[DATA TO USE]
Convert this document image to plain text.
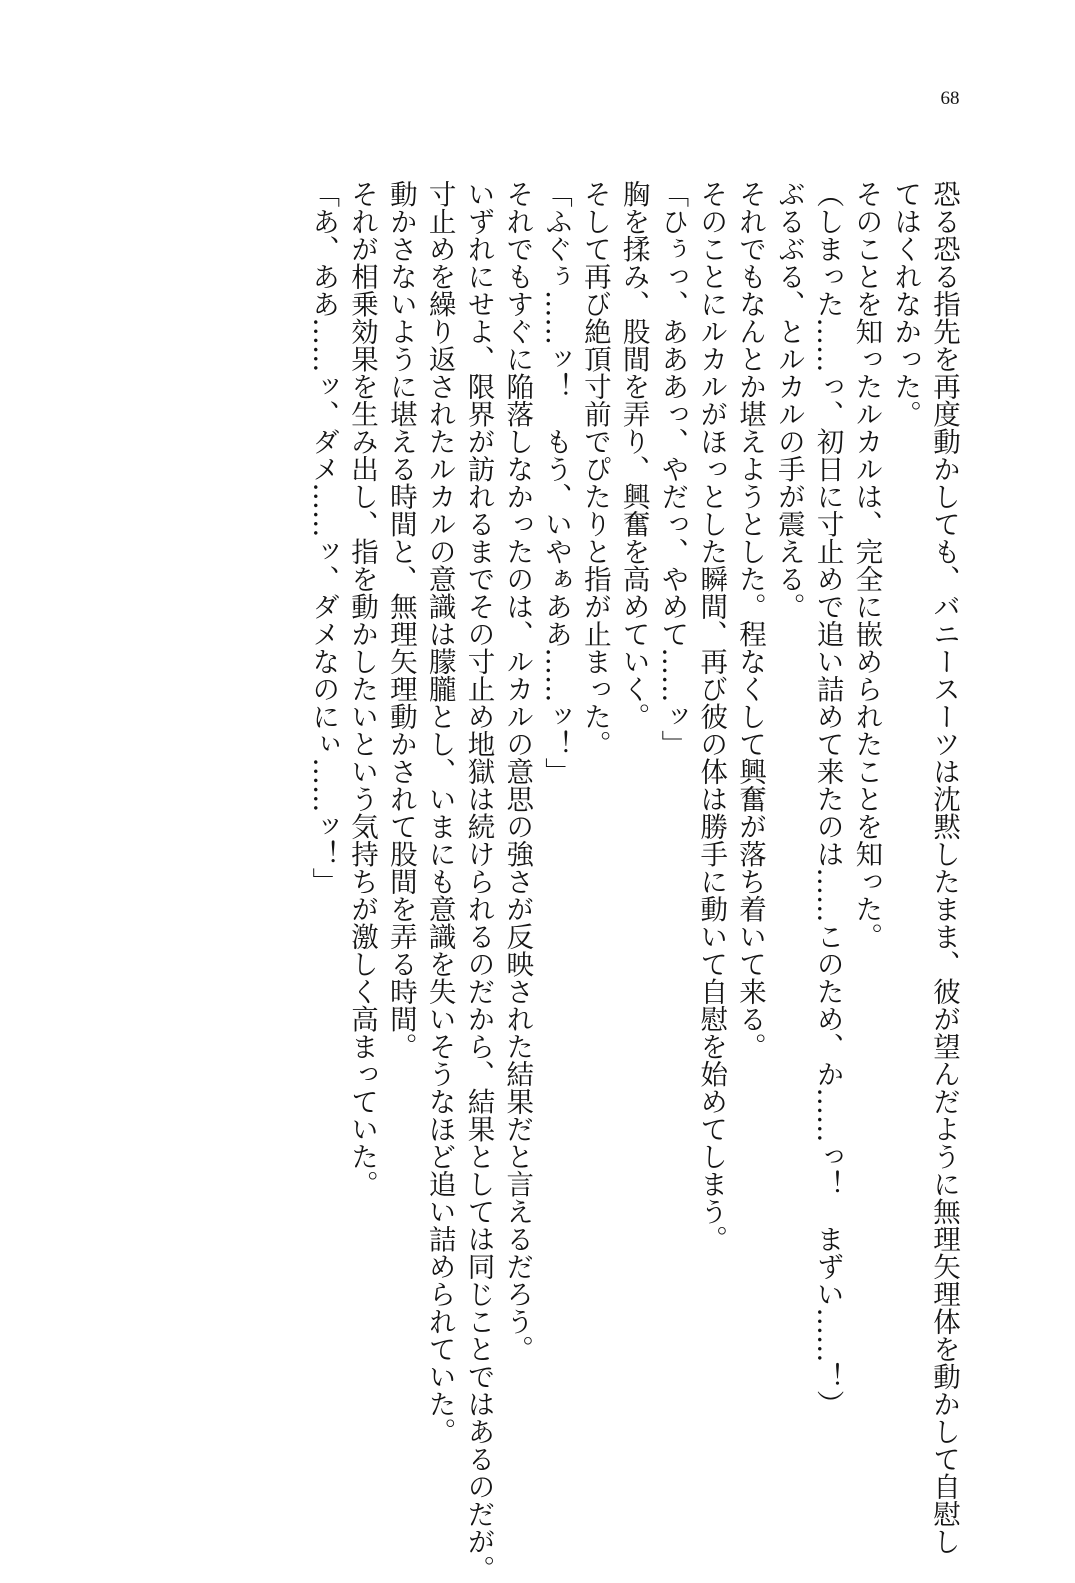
68

恐る恐る指先を再度動かしても、バニースーツは沈黙したまま、彼が望んだように無理矢理体を動かして自慰し

てはくれなかった。

そのことを知ったルカルは、完全に嵌められたことを知った。

（しまった……っ、初日に寸止めで追い詰めて来たのは……このため、か……っ！　まずい……！）

ぶるぶる、とルカルの手が震える。

それでもなんとか堪えようとした。程なくして興奮が落ち着いて来る。

そのことにルカルがほっとした瞬間、再び彼の体は勝手に動いて自慰を始めてしまう。

「ひぅっ、あああっ、やだっ、やめて……ッ」

胸を揉み、股間を弄り、興奮を高めていく。

そして再び絶頂寸前でぴたりと指が止まった。

「ふぐぅ……ッ！　もう、いやぁああ……ッ！」

それでもすぐに陥落しなかったのは、ルカルの意思の強さが反映された結果だと言えるだろう。

いずれにせよ、限界が訪れるまでその寸止め地獄は続けられるのだから、結果としては同じことではあるのだが。

寸止めを繰り返されたルカルの意識は朦朧とし、いまにも意識を失いそうなほど追い詰められていた。

動かさないように堪える時間と、無理矢理動かされて股間を弄る時間。

それが相乗効果を生み出し、指を動かしたいという気持ちが激しく高まっていた。

「あ、ああ……ッ、ダメ……ッ、ダメなのにぃ……ッ！」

[PROMPT] Reproduce all of the data exactly; the pictures do not belong in the copy.

[WORKED SOLUTION]
Convert this document image to plain text.
68

恐る恐る指先を再度動かしても、バニースーツは沈黙したまま、彼が望んだように無理矢理体を動かして自慰し

てはくれなかった。

そのことを知ったルカルは、完全に嵌められたことを知った。

（しまった……っ、初日に寸止めで追い詰めて来たのは……このため、か……っ！　まずい……！）

ぶるぶる、とルカルの手が震える。

それでもなんとか堪えようとした。程なくして興奮が落ち着いて来る。

そのことにルカルがほっとした瞬間、再び彼の体は勝手に動いて自慰を始めてしまう。

「ひぅっ、あああっ、やだっ、やめて……ッ」

胸を揉み、股間を弄り、興奮を高めていく。

そして再び絶頂寸前でぴたりと指が止まった。

「ふぐぅ……ッ！　もう、いやぁああ……ッ！」

それでもすぐに陥落しなかったのは、ルカルの意思の強さが反映された結果だと言えるだろう。

いずれにせよ、限界が訪れるまでその寸止め地獄は続けられるのだから、結果としては同じことではあるのだが。

寸止めを繰り返されたルカルの意識は朦朧とし、いまにも意識を失いそうなほど追い詰められていた。

動かさないように堪える時間と、無理矢理動かされて股間を弄る時間。

それが相乗効果を生み出し、指を動かしたいという気持ちが激しく高まっていた。

「あ、ああ……ッ、ダメ……ッ、ダメなのにぃ……ッ！」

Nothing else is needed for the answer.